Return all of the data exactly, with nothing left out but the pictures.

+++

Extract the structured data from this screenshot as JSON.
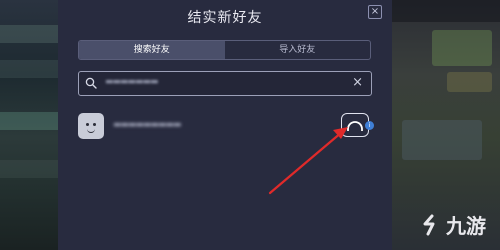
{
  "dialog": {
    "title": "结实新好友",
    "close_symbol": "×"
  },
  "tabs": [
    {
      "label": "搜索好友",
      "active": true
    },
    {
      "label": "导入好友",
      "active": false
    }
  ],
  "search": {
    "value": "▬▬▬▬▬▬▬",
    "clear_symbol": "×"
  },
  "result": {
    "name": "▬▬▬▬▬▬▬▬▬"
  },
  "annotation": {
    "arrow_color": "#e02a2a"
  },
  "watermark": {
    "text": "九游"
  },
  "icons": [
    "close-icon",
    "search-icon",
    "clear-icon",
    "avatar-face",
    "add-friend-icon",
    "badge-icon",
    "jiuyou-logo-icon"
  ]
}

+++

#### Result of the task
Extract the structured data from this screenshot as JSON.
{
  "dialog": {
    "title": "结实新好友",
    "close_symbol": "×"
  },
  "tabs": [
    {
      "label": "搜索好友",
      "active": true
    },
    {
      "label": "导入好友",
      "active": false
    }
  ],
  "search": {
    "value": "▬▬▬▬▬▬▬",
    "clear_symbol": "×"
  },
  "result": {
    "name": "▬▬▬▬▬▬▬▬▬"
  },
  "annotation": {
    "arrow_color": "#e02a2a"
  },
  "watermark": {
    "text": "九游"
  },
  "icons": [
    "close-icon",
    "search-icon",
    "clear-icon",
    "avatar-face",
    "add-friend-icon",
    "badge-icon",
    "jiuyou-logo-icon"
  ]
}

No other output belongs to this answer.